• **EXERCISE OBJECTIVE**: Copy each line below that contains "阅读图文材料".

(Data excerpts)
— Start —
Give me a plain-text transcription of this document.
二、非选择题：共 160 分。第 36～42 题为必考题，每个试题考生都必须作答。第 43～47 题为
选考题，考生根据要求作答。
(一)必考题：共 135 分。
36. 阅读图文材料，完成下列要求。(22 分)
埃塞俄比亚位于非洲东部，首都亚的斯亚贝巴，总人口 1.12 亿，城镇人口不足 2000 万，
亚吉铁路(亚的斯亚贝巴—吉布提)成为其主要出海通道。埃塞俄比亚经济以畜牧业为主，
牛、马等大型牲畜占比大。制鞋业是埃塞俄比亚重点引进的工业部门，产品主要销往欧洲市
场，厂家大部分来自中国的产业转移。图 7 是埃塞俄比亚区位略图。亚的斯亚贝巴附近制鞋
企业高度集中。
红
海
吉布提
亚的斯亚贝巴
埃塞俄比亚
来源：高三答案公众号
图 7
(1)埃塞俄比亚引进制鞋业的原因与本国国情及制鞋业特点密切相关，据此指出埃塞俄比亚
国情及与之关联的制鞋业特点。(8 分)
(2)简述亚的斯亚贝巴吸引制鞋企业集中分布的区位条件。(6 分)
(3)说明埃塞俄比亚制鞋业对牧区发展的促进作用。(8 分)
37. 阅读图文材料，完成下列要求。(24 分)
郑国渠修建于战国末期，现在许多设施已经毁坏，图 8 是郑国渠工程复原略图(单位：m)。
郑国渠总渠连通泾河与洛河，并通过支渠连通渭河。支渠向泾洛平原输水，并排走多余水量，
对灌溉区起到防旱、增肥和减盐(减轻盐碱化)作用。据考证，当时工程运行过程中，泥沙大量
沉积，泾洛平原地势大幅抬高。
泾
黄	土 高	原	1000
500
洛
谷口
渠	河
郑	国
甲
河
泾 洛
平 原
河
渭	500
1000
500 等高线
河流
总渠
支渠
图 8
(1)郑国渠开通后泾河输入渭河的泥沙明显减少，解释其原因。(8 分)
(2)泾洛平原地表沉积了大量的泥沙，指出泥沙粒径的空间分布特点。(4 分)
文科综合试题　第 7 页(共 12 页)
— End —
• **EXPECTED ANSWER**:
36. 阅读图文材料，完成下列要求。(22 分)
37. 阅读图文材料，完成下列要求。(24 分)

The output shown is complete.